TEXT PROVIDED:
Being vegetarian is hope for a brighter future
N Munal Meitei
The COVID-2019, the dreaded global pandemic is confirmed to have originated in a market in Wuhan, China that sold live and dead wild animals which people ate for food, improved health and vitality. Now, the virus is claimed to orginate from an animal. But most of the recommended medicines and vitamins for the virus are of plant and vegetable origin.
In our State the number of vegetarian population is very poor and it is almost negligible in the hill districts. The aged people when counted are mostly vegetarians due to religions and their health factor. But on a worldwide basis, being vegetarian has become a popular lifestyle. The difference between vegetarian and vegan is that vegetarians don’t eat any animal flesh (beef, chicken, fish, etc.), but vegans don’t take anything that comes from an animal (egg, dairy, leather, fur, etc.). World Vegetarian Day is observed on 1st October and World Vegan Day is celebrated on 1st November every year.
Being vegetarian will make the world a better place not only for animals, but for our health and the environment too. It is a change from an unhealthy to a healthy habit and diet. To become vegetarian will ensure ethical, environmental, health and humanitarian benefits.

WORK ORDER:
Answer these questions from the text on being vegetarian.
(a) Where is COVID-2019 said to have originated?
(b) On what date is World Vegan Day celebrated each year?
(c) What four kinds of benefits does becoming vegetarian ensure?

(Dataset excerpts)

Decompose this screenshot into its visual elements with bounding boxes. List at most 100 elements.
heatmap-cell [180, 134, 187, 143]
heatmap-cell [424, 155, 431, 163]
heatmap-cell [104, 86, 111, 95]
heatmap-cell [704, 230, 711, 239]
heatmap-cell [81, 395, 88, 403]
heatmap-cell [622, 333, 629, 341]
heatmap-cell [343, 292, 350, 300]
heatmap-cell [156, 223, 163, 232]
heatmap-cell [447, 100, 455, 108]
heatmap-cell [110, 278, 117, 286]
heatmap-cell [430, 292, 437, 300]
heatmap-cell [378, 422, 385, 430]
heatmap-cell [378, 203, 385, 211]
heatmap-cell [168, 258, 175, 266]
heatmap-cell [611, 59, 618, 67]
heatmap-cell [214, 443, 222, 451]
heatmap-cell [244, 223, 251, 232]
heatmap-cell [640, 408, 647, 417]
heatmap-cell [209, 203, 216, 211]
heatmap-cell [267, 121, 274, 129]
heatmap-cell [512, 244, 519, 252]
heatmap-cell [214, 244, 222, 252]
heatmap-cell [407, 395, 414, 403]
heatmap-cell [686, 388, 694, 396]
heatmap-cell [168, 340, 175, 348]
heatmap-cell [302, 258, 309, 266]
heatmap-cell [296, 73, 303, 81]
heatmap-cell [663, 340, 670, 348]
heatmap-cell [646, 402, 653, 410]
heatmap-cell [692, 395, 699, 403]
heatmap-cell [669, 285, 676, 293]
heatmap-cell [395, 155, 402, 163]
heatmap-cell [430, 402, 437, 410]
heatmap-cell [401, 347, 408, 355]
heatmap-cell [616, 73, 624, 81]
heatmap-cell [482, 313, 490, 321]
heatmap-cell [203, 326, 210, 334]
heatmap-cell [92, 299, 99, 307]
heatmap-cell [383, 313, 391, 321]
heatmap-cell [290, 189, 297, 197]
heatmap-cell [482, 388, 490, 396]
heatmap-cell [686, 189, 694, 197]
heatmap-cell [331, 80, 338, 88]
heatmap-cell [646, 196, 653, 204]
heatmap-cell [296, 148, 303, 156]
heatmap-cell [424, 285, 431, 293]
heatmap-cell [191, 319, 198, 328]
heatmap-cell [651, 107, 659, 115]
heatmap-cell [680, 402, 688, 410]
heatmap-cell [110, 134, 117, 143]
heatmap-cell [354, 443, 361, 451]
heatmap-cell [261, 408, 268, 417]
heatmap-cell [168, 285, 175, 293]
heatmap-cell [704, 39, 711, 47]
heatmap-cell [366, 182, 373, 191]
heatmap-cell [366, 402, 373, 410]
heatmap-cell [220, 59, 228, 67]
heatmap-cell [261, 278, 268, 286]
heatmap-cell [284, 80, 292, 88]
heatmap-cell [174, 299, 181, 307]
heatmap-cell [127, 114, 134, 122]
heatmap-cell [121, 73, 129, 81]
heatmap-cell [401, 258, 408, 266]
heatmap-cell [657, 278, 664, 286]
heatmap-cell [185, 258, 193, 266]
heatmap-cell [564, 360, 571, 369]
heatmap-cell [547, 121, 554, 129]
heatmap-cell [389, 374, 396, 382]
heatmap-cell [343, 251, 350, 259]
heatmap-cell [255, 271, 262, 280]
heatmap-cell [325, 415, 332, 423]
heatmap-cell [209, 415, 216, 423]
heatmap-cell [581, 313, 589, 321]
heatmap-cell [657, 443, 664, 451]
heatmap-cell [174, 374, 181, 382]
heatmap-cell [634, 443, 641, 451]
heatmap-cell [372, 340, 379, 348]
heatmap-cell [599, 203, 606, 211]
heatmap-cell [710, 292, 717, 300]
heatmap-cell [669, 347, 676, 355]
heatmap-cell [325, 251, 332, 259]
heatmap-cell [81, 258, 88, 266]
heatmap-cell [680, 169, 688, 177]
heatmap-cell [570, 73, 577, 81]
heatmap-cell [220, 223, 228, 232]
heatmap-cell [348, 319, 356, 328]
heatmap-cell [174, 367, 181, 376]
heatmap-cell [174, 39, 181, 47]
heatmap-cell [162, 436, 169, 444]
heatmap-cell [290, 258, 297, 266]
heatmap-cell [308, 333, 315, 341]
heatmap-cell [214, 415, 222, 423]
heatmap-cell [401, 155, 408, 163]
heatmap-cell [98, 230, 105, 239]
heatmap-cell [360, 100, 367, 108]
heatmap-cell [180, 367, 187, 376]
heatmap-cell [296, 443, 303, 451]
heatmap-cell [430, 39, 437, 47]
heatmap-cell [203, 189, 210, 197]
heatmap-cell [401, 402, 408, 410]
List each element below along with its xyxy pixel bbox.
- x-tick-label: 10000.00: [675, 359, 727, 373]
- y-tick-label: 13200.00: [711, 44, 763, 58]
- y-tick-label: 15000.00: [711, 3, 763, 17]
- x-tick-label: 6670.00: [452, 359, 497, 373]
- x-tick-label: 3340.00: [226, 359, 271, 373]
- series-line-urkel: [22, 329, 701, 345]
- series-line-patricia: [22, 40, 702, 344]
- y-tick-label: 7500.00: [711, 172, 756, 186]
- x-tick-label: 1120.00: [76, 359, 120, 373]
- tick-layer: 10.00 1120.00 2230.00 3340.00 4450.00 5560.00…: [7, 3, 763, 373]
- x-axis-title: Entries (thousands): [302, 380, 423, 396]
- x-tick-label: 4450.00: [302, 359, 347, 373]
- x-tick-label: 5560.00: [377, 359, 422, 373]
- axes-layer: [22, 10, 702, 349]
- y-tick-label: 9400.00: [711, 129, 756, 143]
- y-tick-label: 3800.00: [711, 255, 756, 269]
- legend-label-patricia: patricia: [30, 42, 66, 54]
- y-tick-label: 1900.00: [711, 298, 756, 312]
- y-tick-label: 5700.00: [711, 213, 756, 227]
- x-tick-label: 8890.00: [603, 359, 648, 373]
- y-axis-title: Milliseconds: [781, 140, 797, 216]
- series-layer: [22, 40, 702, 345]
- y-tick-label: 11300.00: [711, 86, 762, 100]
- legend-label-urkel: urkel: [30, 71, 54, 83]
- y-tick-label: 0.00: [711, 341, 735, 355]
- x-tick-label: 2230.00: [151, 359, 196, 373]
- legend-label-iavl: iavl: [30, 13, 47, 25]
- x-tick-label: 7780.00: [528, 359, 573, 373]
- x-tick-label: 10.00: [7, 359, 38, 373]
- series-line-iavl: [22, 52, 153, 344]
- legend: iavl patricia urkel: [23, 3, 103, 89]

RESULT:
(a) In a market in Wuhan, China, that sold live and dead wild animals.
(b) 1st November.
(c) Ethical, environmental, health and humanitarian benefits.